Recorded data:
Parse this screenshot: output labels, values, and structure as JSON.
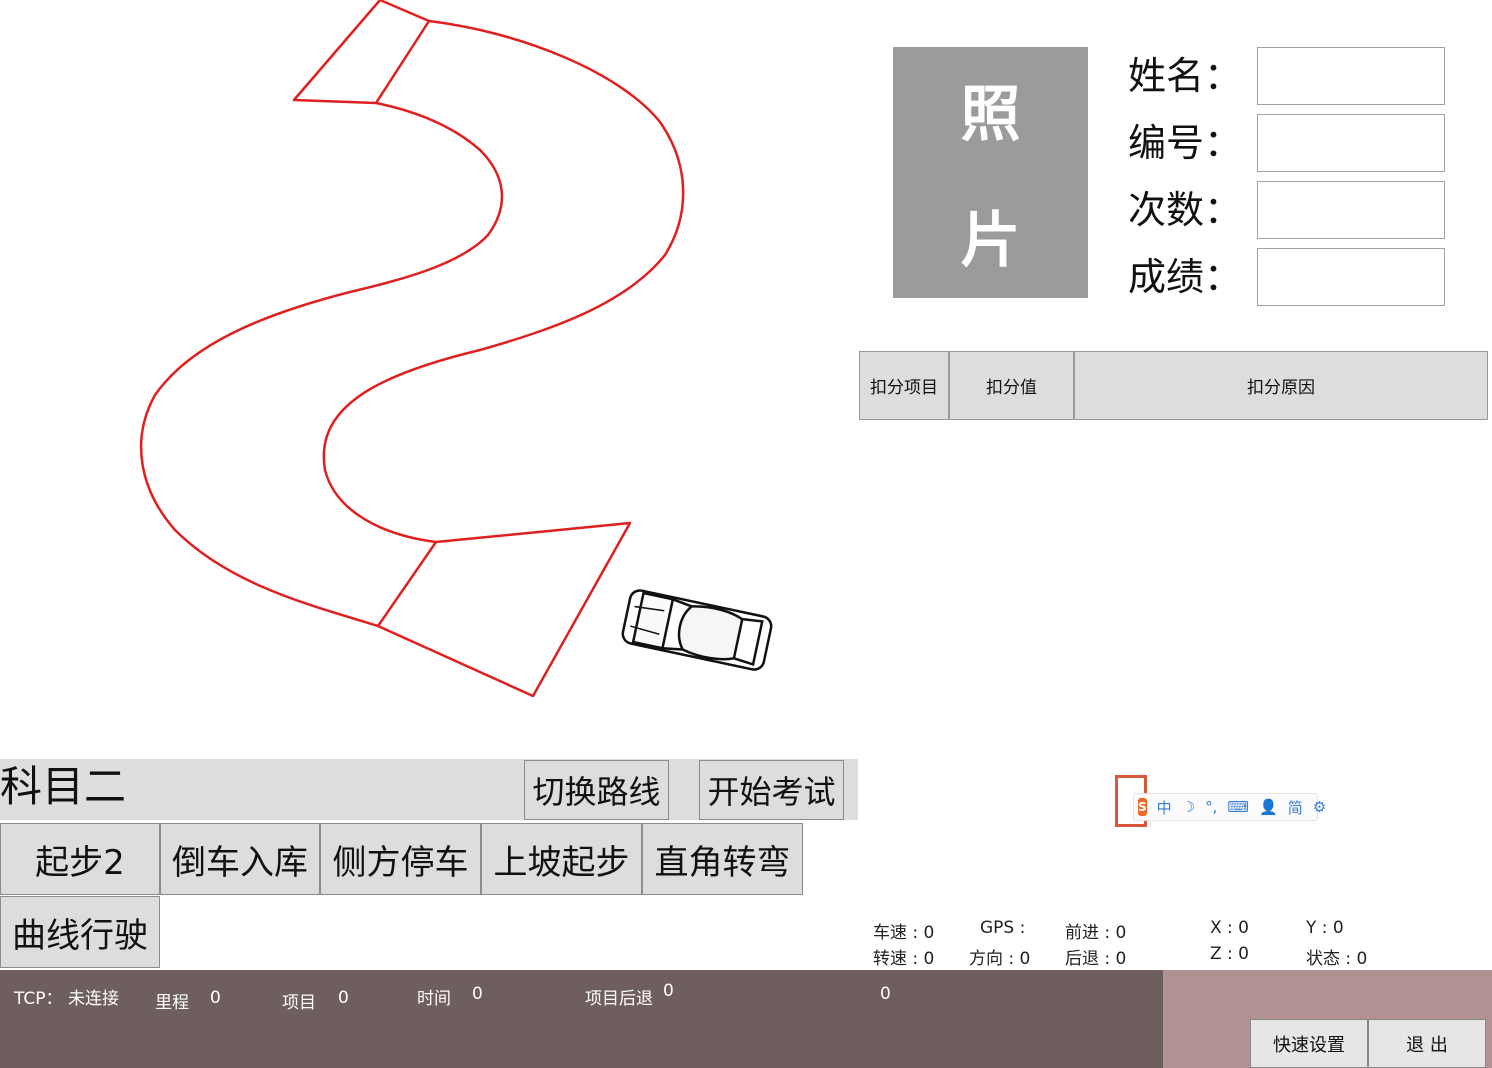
{
  "photo": {
    "char1": "照",
    "char2": "片"
  },
  "fields": [
    {
      "label": "姓名：",
      "value": ""
    },
    {
      "label": "编号：",
      "value": ""
    },
    {
      "label": "次数：",
      "value": ""
    },
    {
      "label": "成绩：",
      "value": ""
    }
  ],
  "deduction_table": {
    "headers": [
      "扣分项目",
      "扣分值",
      "扣分原因"
    ],
    "rows": []
  },
  "subject": {
    "title": "科目二",
    "switch_route": "切换路线",
    "start_exam": "开始考试"
  },
  "items": [
    "起步2",
    "倒车入库",
    "侧方停车",
    "上坡起步",
    "直角转弯",
    "曲线行驶"
  ],
  "telemetry": {
    "speed": "车速 : 0",
    "gps": "GPS :",
    "forward": "前进 : 0",
    "x": "X : 0",
    "y": "Y : 0",
    "rpm": "转速 : 0",
    "direction": "方向 : 0",
    "backward": "后退 : 0",
    "z": "Z :  0",
    "state": "状态 : 0"
  },
  "status": {
    "tcp_label": "TCP：",
    "tcp_value": "未连接",
    "mileage_label": "里程",
    "mileage_value": "0",
    "item_label": "项目",
    "item_value": "0",
    "time_label": "时间",
    "time_value": "0",
    "item_back_label": "项目后退",
    "item_back_value": "0",
    "extra_value": "0"
  },
  "buttons": {
    "quick_settings": "快速设置",
    "exit": "退 出"
  },
  "ime": {
    "logo": "S",
    "lang": "中",
    "moon": "☽",
    "punct": "°,",
    "keyboard": "⌨",
    "user": "👤",
    "simp": "简",
    "gear": "⚙"
  },
  "colors": {
    "track": "#e02020",
    "photo_bg": "#9b9b9b",
    "button_bg": "#dddddd",
    "status_bar": "#6e5e5d",
    "status_right": "#b19292"
  }
}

Do this: Copy the records exactly. Skip the pictures.

Final result:
Parse this screenshot: output labels, values, and structure as JSON.
{
  "photo": {
    "char1": "照",
    "char2": "片"
  },
  "fields": [
    {
      "label": "姓名：",
      "value": ""
    },
    {
      "label": "编号：",
      "value": ""
    },
    {
      "label": "次数：",
      "value": ""
    },
    {
      "label": "成绩：",
      "value": ""
    }
  ],
  "deduction_table": {
    "headers": [
      "扣分项目",
      "扣分值",
      "扣分原因"
    ],
    "rows": []
  },
  "subject": {
    "title": "科目二",
    "switch_route": "切换路线",
    "start_exam": "开始考试"
  },
  "items": [
    "起步2",
    "倒车入库",
    "侧方停车",
    "上坡起步",
    "直角转弯",
    "曲线行驶"
  ],
  "telemetry": {
    "speed": "车速 : 0",
    "gps": "GPS :",
    "forward": "前进 : 0",
    "x": "X : 0",
    "y": "Y : 0",
    "rpm": "转速 : 0",
    "direction": "方向 : 0",
    "backward": "后退 : 0",
    "z": "Z :  0",
    "state": "状态 : 0"
  },
  "status": {
    "tcp_label": "TCP：",
    "tcp_value": "未连接",
    "mileage_label": "里程",
    "mileage_value": "0",
    "item_label": "项目",
    "item_value": "0",
    "time_label": "时间",
    "time_value": "0",
    "item_back_label": "项目后退",
    "item_back_value": "0",
    "extra_value": "0"
  },
  "buttons": {
    "quick_settings": "快速设置",
    "exit": "退 出"
  },
  "ime": {
    "logo": "S",
    "lang": "中",
    "moon": "☽",
    "punct": "°,",
    "keyboard": "⌨",
    "user": "👤",
    "simp": "简",
    "gear": "⚙"
  },
  "colors": {
    "track": "#e02020",
    "photo_bg": "#9b9b9b",
    "button_bg": "#dddddd",
    "status_bar": "#6e5e5d",
    "status_right": "#b19292"
  }
}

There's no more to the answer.